> Records for this task

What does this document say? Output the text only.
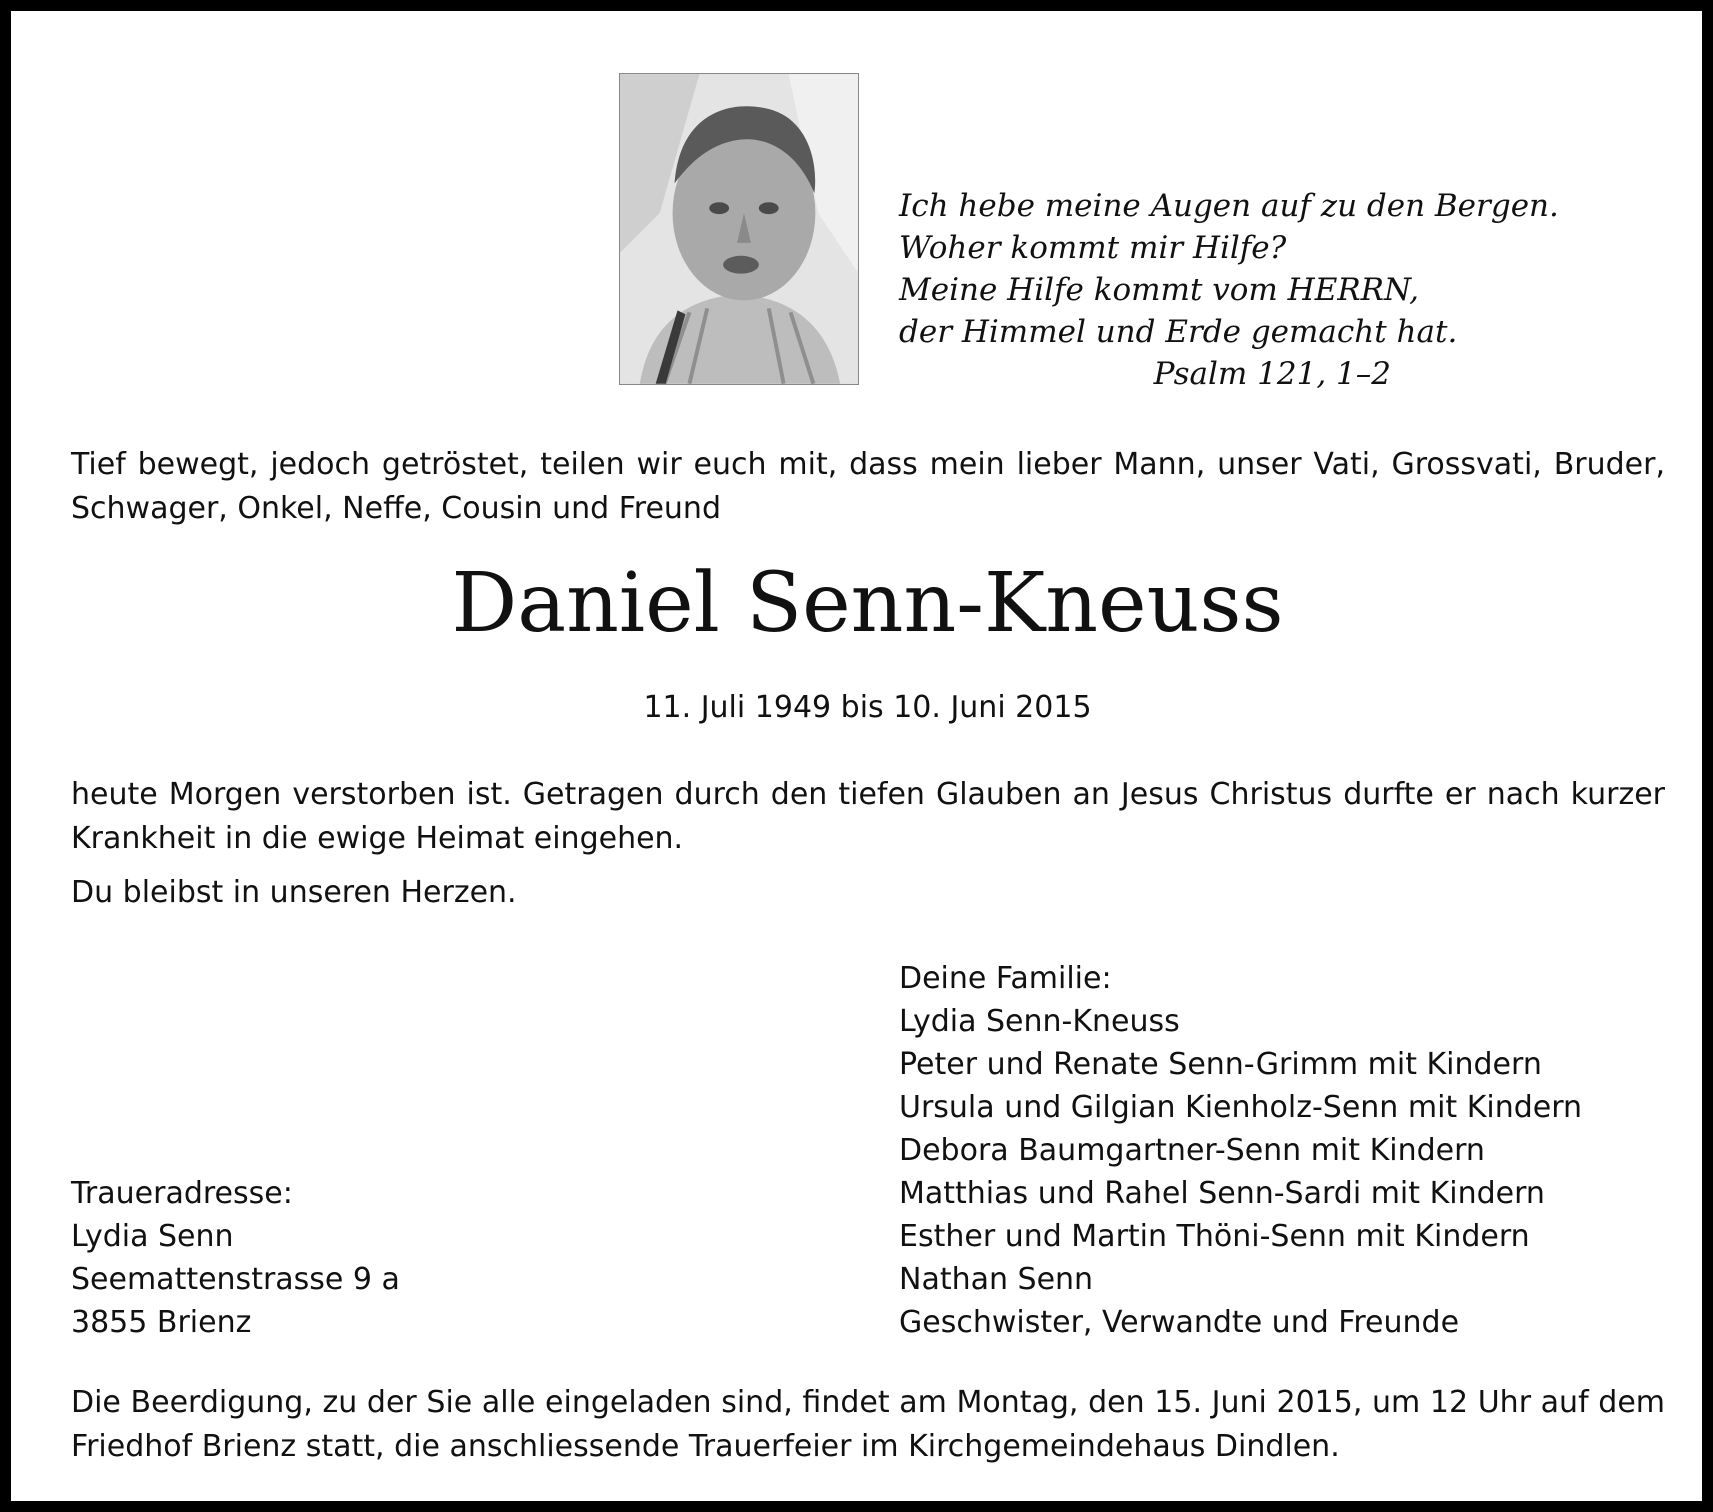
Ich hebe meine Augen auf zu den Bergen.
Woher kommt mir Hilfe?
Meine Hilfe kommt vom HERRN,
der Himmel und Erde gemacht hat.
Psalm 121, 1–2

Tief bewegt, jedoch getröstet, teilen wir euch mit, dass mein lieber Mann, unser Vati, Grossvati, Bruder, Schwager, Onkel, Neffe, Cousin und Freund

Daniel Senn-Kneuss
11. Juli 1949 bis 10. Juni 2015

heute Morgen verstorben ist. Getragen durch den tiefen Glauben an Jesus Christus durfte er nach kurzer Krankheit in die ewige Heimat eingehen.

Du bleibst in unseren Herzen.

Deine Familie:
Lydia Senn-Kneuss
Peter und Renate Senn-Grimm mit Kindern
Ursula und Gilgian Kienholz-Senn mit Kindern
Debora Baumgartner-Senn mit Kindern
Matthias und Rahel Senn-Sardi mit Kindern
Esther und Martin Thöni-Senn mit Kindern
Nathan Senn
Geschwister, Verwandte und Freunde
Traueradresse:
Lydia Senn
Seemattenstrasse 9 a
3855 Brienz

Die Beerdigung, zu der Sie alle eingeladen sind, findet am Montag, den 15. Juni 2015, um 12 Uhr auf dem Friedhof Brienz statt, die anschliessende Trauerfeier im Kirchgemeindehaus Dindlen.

> Task directions
Copy the whole of the material above exactly, but not its images.

> Solution for this problem
What does this document say? Output the text only.
Ich hebe meine Augen auf zu den Bergen.
Woher kommt mir Hilfe?
Meine Hilfe kommt vom HERRN,
der Himmel und Erde gemacht hat.
Psalm 121, 1–2

Tief bewegt, jedoch getröstet, teilen wir euch mit, dass mein lieber Mann, unser Vati, Grossvati, Bruder, Schwager, Onkel, Neffe, Cousin und Freund

Daniel Senn-Kneuss
11. Juli 1949 bis 10. Juni 2015

heute Morgen verstorben ist. Getragen durch den tiefen Glauben an Jesus Christus durfte er nach kurzer Krankheit in die ewige Heimat eingehen.

Du bleibst in unseren Herzen.

Deine Familie:
Lydia Senn-Kneuss
Peter und Renate Senn-Grimm mit Kindern
Ursula und Gilgian Kienholz-Senn mit Kindern
Debora Baumgartner-Senn mit Kindern
Matthias und Rahel Senn-Sardi mit Kindern
Esther und Martin Thöni-Senn mit Kindern
Nathan Senn
Geschwister, Verwandte und Freunde
Traueradresse:
Lydia Senn
Seemattenstrasse 9 a
3855 Brienz

Die Beerdigung, zu der Sie alle eingeladen sind, findet am Montag, den 15. Juni 2015, um 12 Uhr auf dem Friedhof Brienz statt, die anschliessende Trauerfeier im Kirchgemeindehaus Dindlen.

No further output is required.